▶ [WHAT TO PRODUCE]: Go through the data below. Pull out every line that has the word "Mamoudzou".

### PROVIDED MATERIAL ###

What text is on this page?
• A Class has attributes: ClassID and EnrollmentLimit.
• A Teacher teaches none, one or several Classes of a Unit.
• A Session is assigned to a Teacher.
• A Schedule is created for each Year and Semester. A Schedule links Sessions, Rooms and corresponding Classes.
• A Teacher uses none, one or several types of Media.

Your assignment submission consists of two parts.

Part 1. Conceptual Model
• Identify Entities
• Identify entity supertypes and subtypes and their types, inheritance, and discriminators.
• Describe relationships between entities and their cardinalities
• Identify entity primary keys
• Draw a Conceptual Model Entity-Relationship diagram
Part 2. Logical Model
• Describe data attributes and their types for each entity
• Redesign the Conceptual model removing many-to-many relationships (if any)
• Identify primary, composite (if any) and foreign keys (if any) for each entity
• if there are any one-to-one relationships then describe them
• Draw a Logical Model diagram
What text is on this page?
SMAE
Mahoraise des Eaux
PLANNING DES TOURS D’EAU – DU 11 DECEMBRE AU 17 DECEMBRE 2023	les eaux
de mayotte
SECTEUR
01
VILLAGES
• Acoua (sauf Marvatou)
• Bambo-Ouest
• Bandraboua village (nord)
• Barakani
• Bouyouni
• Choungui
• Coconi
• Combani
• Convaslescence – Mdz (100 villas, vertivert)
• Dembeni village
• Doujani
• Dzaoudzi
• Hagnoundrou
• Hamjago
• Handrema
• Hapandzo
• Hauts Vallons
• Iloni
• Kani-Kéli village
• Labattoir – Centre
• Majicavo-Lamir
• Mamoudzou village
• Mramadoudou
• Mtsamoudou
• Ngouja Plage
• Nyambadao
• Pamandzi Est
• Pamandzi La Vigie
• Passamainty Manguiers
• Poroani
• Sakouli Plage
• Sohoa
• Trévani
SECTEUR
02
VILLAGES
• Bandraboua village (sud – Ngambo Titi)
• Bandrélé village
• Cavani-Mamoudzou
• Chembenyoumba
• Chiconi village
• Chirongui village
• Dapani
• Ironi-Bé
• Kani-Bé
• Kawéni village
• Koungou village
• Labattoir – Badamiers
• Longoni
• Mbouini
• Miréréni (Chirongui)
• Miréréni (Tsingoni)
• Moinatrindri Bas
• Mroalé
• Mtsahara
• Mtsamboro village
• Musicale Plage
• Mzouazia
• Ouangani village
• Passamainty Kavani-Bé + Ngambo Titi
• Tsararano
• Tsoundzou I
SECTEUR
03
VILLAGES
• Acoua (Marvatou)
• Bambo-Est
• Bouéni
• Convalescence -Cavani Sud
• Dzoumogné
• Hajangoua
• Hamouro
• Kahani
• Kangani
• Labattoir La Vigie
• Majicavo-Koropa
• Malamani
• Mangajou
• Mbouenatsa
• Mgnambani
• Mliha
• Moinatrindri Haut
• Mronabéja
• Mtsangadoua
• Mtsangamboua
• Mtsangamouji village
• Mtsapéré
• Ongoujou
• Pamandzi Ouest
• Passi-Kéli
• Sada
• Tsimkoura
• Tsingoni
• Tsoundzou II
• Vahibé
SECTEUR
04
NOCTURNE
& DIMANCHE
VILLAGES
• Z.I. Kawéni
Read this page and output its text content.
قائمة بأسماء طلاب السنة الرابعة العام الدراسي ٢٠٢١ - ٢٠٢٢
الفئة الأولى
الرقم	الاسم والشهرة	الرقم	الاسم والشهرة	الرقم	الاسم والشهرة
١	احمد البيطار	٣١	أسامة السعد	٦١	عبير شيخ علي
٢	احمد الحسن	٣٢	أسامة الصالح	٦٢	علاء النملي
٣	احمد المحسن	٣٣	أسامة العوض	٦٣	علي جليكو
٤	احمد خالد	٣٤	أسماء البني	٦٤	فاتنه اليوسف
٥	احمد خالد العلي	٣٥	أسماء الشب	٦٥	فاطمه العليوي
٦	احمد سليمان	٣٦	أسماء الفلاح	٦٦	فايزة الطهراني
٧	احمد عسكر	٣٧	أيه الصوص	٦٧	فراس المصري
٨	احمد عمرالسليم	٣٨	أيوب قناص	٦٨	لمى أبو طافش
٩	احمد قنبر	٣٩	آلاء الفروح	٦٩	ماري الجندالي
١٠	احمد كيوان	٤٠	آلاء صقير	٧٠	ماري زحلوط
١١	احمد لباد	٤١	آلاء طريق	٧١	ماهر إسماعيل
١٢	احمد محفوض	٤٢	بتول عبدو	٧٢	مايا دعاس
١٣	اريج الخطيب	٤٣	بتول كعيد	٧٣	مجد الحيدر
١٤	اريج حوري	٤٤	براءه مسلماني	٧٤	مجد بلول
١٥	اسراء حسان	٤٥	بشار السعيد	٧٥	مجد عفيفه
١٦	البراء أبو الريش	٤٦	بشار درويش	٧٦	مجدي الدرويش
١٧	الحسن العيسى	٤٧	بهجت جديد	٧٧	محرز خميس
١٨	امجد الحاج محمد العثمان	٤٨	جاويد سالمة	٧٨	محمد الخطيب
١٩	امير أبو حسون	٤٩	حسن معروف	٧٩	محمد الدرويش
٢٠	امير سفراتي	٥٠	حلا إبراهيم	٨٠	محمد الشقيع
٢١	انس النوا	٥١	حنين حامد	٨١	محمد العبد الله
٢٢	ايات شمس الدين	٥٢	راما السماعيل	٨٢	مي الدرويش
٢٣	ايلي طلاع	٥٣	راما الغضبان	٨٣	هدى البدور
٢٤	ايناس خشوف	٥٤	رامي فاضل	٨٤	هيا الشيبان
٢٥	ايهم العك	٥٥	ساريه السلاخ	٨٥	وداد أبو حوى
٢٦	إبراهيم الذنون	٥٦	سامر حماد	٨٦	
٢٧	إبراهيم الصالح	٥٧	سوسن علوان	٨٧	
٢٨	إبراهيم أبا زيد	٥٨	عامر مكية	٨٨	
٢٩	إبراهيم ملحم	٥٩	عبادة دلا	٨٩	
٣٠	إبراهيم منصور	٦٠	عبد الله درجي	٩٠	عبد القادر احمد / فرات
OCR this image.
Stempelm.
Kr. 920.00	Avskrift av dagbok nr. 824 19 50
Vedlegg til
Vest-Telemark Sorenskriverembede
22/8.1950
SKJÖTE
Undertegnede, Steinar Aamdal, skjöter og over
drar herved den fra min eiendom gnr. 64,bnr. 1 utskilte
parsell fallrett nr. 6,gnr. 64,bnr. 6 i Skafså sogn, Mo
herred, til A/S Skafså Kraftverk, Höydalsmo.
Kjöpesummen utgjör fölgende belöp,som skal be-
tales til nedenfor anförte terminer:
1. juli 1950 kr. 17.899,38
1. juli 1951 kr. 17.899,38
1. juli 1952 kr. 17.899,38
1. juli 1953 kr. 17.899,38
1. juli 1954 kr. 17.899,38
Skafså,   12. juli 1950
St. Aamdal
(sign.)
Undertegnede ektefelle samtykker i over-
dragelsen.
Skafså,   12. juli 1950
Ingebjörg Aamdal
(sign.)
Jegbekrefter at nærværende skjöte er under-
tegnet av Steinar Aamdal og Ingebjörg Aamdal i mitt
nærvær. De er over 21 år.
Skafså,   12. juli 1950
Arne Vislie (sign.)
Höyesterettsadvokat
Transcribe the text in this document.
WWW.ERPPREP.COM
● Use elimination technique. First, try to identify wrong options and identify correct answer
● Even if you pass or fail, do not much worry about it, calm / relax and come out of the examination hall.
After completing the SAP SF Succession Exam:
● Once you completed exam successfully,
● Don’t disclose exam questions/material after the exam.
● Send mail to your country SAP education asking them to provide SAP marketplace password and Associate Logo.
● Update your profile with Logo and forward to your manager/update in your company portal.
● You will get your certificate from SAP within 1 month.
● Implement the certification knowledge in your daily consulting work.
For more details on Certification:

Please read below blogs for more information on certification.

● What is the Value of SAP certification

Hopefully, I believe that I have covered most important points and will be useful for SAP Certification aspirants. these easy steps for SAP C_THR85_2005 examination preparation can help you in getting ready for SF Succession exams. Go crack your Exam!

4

###

▶ [OUTPUT]:
• Mamoudzou village
• Cavani-Mamoudzou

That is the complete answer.